-- BEGIN --

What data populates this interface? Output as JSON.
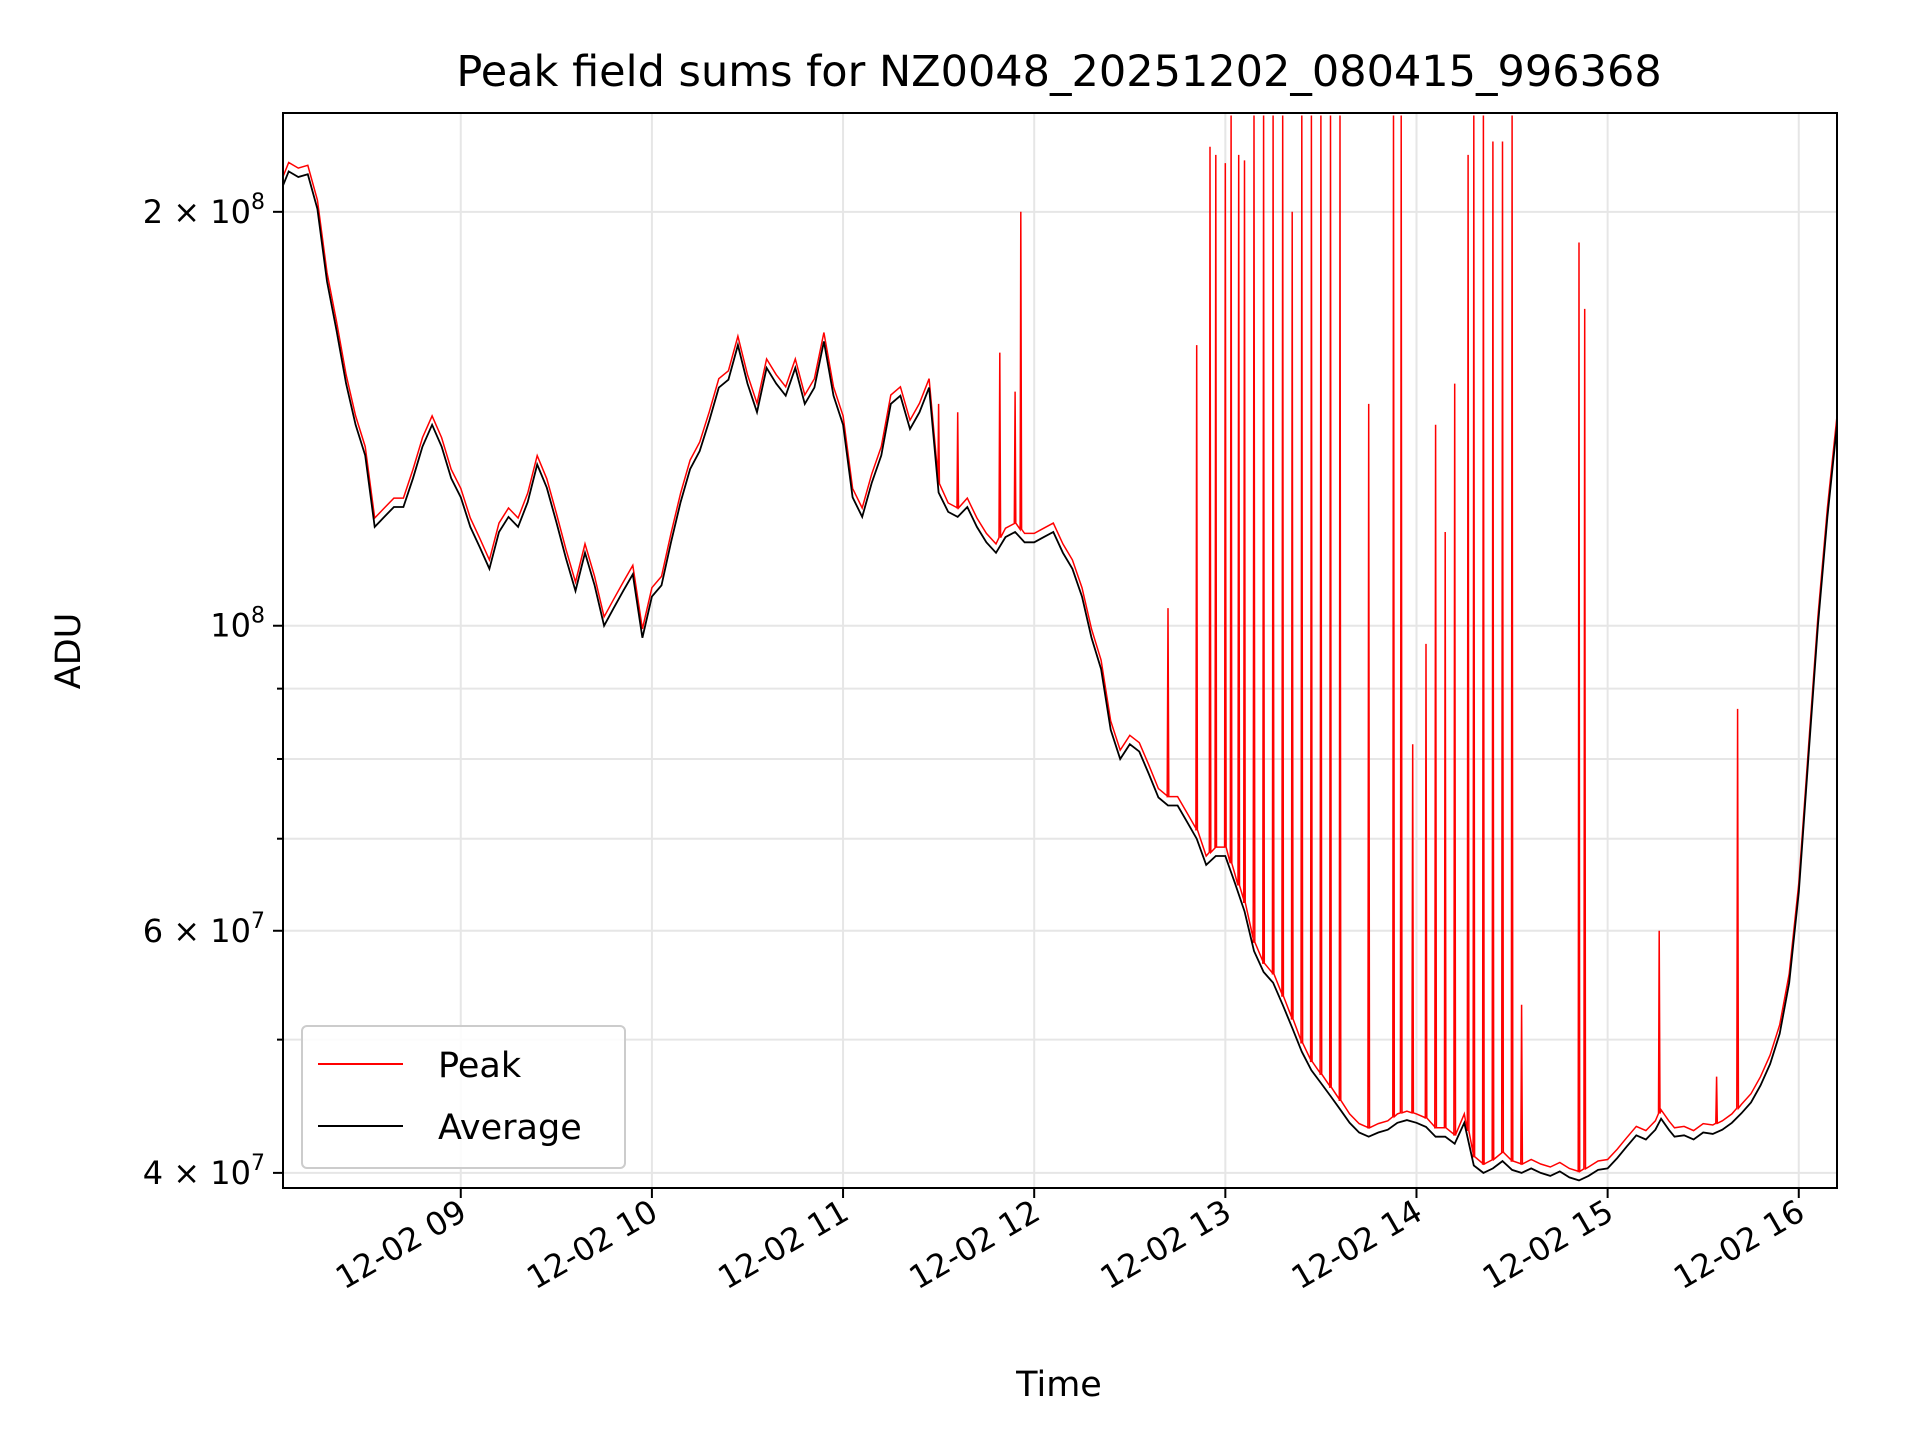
{
  "chart_data": {
    "type": "line",
    "title": "Peak field sums for NZ0048_20251202_080415_996368",
    "xlabel": "Time",
    "ylabel": "ADU",
    "y_scale": "log",
    "x_unit": "hour",
    "xlim": [
      8.07,
      16.2
    ],
    "ylim": [
      39000000,
      236000000
    ],
    "grid": true,
    "legend_position": "lower-left",
    "x_ticks": [
      {
        "value": 9,
        "label": "12-02 09"
      },
      {
        "value": 10,
        "label": "12-02 10"
      },
      {
        "value": 11,
        "label": "12-02 11"
      },
      {
        "value": 12,
        "label": "12-02 12"
      },
      {
        "value": 13,
        "label": "12-02 13"
      },
      {
        "value": 14,
        "label": "12-02 14"
      },
      {
        "value": 15,
        "label": "12-02 15"
      },
      {
        "value": 16,
        "label": "12-02 16"
      }
    ],
    "y_major_ticks": [
      {
        "value": 40000000,
        "mantissa": "4",
        "exponent": "7"
      },
      {
        "value": 60000000,
        "mantissa": "6",
        "exponent": "7"
      },
      {
        "value": 100000000,
        "mantissa": "",
        "exponent": "8"
      },
      {
        "value": 200000000,
        "mantissa": "2",
        "exponent": "8"
      }
    ],
    "y_minor_grid": [
      50000000,
      70000000,
      80000000,
      90000000
    ],
    "average_points": [
      [
        8.07,
        209000000
      ],
      [
        8.1,
        214000000
      ],
      [
        8.15,
        212000000
      ],
      [
        8.2,
        213000000
      ],
      [
        8.25,
        201000000
      ],
      [
        8.3,
        178000000
      ],
      [
        8.35,
        164000000
      ],
      [
        8.4,
        150000000
      ],
      [
        8.45,
        140000000
      ],
      [
        8.5,
        133000000
      ],
      [
        8.55,
        118000000
      ],
      [
        8.6,
        120000000
      ],
      [
        8.65,
        122000000
      ],
      [
        8.7,
        122000000
      ],
      [
        8.75,
        128000000
      ],
      [
        8.8,
        135000000
      ],
      [
        8.85,
        140000000
      ],
      [
        8.9,
        135000000
      ],
      [
        8.95,
        128000000
      ],
      [
        9.0,
        124000000
      ],
      [
        9.05,
        118000000
      ],
      [
        9.1,
        114000000
      ],
      [
        9.15,
        110000000
      ],
      [
        9.2,
        117000000
      ],
      [
        9.25,
        120000000
      ],
      [
        9.3,
        118000000
      ],
      [
        9.35,
        123000000
      ],
      [
        9.4,
        131000000
      ],
      [
        9.45,
        126000000
      ],
      [
        9.5,
        119000000
      ],
      [
        9.55,
        112000000
      ],
      [
        9.6,
        106000000
      ],
      [
        9.65,
        113000000
      ],
      [
        9.7,
        107000000
      ],
      [
        9.75,
        100000000
      ],
      [
        9.8,
        103000000
      ],
      [
        9.85,
        106000000
      ],
      [
        9.9,
        109000000
      ],
      [
        9.95,
        98000000
      ],
      [
        10.0,
        105000000
      ],
      [
        10.05,
        107000000
      ],
      [
        10.1,
        115000000
      ],
      [
        10.15,
        123000000
      ],
      [
        10.2,
        130000000
      ],
      [
        10.25,
        134000000
      ],
      [
        10.3,
        141000000
      ],
      [
        10.35,
        149000000
      ],
      [
        10.4,
        151000000
      ],
      [
        10.45,
        160000000
      ],
      [
        10.5,
        150000000
      ],
      [
        10.55,
        143000000
      ],
      [
        10.6,
        154000000
      ],
      [
        10.65,
        150000000
      ],
      [
        10.7,
        147000000
      ],
      [
        10.75,
        154000000
      ],
      [
        10.8,
        145000000
      ],
      [
        10.85,
        149000000
      ],
      [
        10.9,
        161000000
      ],
      [
        10.95,
        147000000
      ],
      [
        11.0,
        140000000
      ],
      [
        11.05,
        124000000
      ],
      [
        11.1,
        120000000
      ],
      [
        11.15,
        127000000
      ],
      [
        11.2,
        133000000
      ],
      [
        11.25,
        145000000
      ],
      [
        11.3,
        147000000
      ],
      [
        11.35,
        139000000
      ],
      [
        11.4,
        143000000
      ],
      [
        11.45,
        149000000
      ],
      [
        11.5,
        125000000
      ],
      [
        11.55,
        121000000
      ],
      [
        11.6,
        120000000
      ],
      [
        11.65,
        122000000
      ],
      [
        11.7,
        118000000
      ],
      [
        11.75,
        115000000
      ],
      [
        11.8,
        113000000
      ],
      [
        11.85,
        116000000
      ],
      [
        11.9,
        117000000
      ],
      [
        11.95,
        115000000
      ],
      [
        12.0,
        115000000
      ],
      [
        12.05,
        116000000
      ],
      [
        12.1,
        117000000
      ],
      [
        12.15,
        113000000
      ],
      [
        12.2,
        110000000
      ],
      [
        12.25,
        105000000
      ],
      [
        12.3,
        98000000
      ],
      [
        12.35,
        93000000
      ],
      [
        12.4,
        84000000
      ],
      [
        12.45,
        80000000
      ],
      [
        12.5,
        82000000
      ],
      [
        12.55,
        81000000
      ],
      [
        12.6,
        78000000
      ],
      [
        12.65,
        75000000
      ],
      [
        12.7,
        74000000
      ],
      [
        12.75,
        74000000
      ],
      [
        12.8,
        72000000
      ],
      [
        12.85,
        70000000
      ],
      [
        12.9,
        67000000
      ],
      [
        12.95,
        68000000
      ],
      [
        13.0,
        68000000
      ],
      [
        13.05,
        65000000
      ],
      [
        13.1,
        62000000
      ],
      [
        13.15,
        58000000
      ],
      [
        13.2,
        56000000
      ],
      [
        13.25,
        55000000
      ],
      [
        13.3,
        53000000
      ],
      [
        13.35,
        51000000
      ],
      [
        13.4,
        49000000
      ],
      [
        13.45,
        47500000
      ],
      [
        13.5,
        46500000
      ],
      [
        13.55,
        45500000
      ],
      [
        13.6,
        44500000
      ],
      [
        13.65,
        43500000
      ],
      [
        13.7,
        42800000
      ],
      [
        13.75,
        42500000
      ],
      [
        13.8,
        42800000
      ],
      [
        13.85,
        43000000
      ],
      [
        13.9,
        43500000
      ],
      [
        13.95,
        43700000
      ],
      [
        14.0,
        43500000
      ],
      [
        14.05,
        43200000
      ],
      [
        14.1,
        42500000
      ],
      [
        14.15,
        42500000
      ],
      [
        14.2,
        42000000
      ],
      [
        14.25,
        43500000
      ],
      [
        14.3,
        40500000
      ],
      [
        14.35,
        40000000
      ],
      [
        14.4,
        40300000
      ],
      [
        14.45,
        40800000
      ],
      [
        14.5,
        40200000
      ],
      [
        14.55,
        40000000
      ],
      [
        14.6,
        40300000
      ],
      [
        14.65,
        40000000
      ],
      [
        14.7,
        39800000
      ],
      [
        14.75,
        40100000
      ],
      [
        14.8,
        39700000
      ],
      [
        14.85,
        39500000
      ],
      [
        14.9,
        39800000
      ],
      [
        14.95,
        40200000
      ],
      [
        15.0,
        40300000
      ],
      [
        15.05,
        41000000
      ],
      [
        15.1,
        41800000
      ],
      [
        15.15,
        42600000
      ],
      [
        15.2,
        42300000
      ],
      [
        15.25,
        43000000
      ],
      [
        15.28,
        43800000
      ],
      [
        15.32,
        43000000
      ],
      [
        15.35,
        42500000
      ],
      [
        15.4,
        42600000
      ],
      [
        15.45,
        42300000
      ],
      [
        15.5,
        42800000
      ],
      [
        15.55,
        42700000
      ],
      [
        15.6,
        43000000
      ],
      [
        15.65,
        43500000
      ],
      [
        15.7,
        44200000
      ],
      [
        15.75,
        45000000
      ],
      [
        15.8,
        46300000
      ],
      [
        15.85,
        48000000
      ],
      [
        15.9,
        50500000
      ],
      [
        15.95,
        55000000
      ],
      [
        16.0,
        64000000
      ],
      [
        16.05,
        80000000
      ],
      [
        16.1,
        100000000
      ],
      [
        16.15,
        120000000
      ],
      [
        16.2,
        140000000
      ]
    ],
    "peak_spikes": [
      [
        11.5,
        145000000
      ],
      [
        11.6,
        143000000
      ],
      [
        11.82,
        158000000
      ],
      [
        11.9,
        148000000
      ],
      [
        11.93,
        200000000
      ],
      [
        12.7,
        103000000
      ],
      [
        12.85,
        160000000
      ],
      [
        12.92,
        223000000
      ],
      [
        12.95,
        220000000
      ],
      [
        13.0,
        217000000
      ],
      [
        13.03,
        235000000
      ],
      [
        13.07,
        220000000
      ],
      [
        13.1,
        218000000
      ],
      [
        13.15,
        235000000
      ],
      [
        13.2,
        235000000
      ],
      [
        13.25,
        235000000
      ],
      [
        13.3,
        235000000
      ],
      [
        13.35,
        200000000
      ],
      [
        13.4,
        235000000
      ],
      [
        13.45,
        235000000
      ],
      [
        13.5,
        235000000
      ],
      [
        13.55,
        235000000
      ],
      [
        13.6,
        235000000
      ],
      [
        13.75,
        145000000
      ],
      [
        13.88,
        235000000
      ],
      [
        13.92,
        235000000
      ],
      [
        13.98,
        82000000
      ],
      [
        14.05,
        97000000
      ],
      [
        14.1,
        140000000
      ],
      [
        14.15,
        117000000
      ],
      [
        14.2,
        150000000
      ],
      [
        14.27,
        220000000
      ],
      [
        14.3,
        235000000
      ],
      [
        14.35,
        235000000
      ],
      [
        14.4,
        225000000
      ],
      [
        14.45,
        225000000
      ],
      [
        14.5,
        235000000
      ],
      [
        14.55,
        53000000
      ],
      [
        14.85,
        190000000
      ],
      [
        14.88,
        170000000
      ],
      [
        15.27,
        60000000
      ],
      [
        15.57,
        47000000
      ],
      [
        15.68,
        87000000
      ]
    ],
    "series": [
      {
        "name": "Peak",
        "color": "#ff0000"
      },
      {
        "name": "Average",
        "color": "#000000"
      }
    ]
  }
}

-- END --

Aim – Working from the entries above, return all lines that contain "mantissa".

Answer below –
        "mantissa": "4",
        "mantissa": "6",
        "mantissa": "",
        "mantissa": "2",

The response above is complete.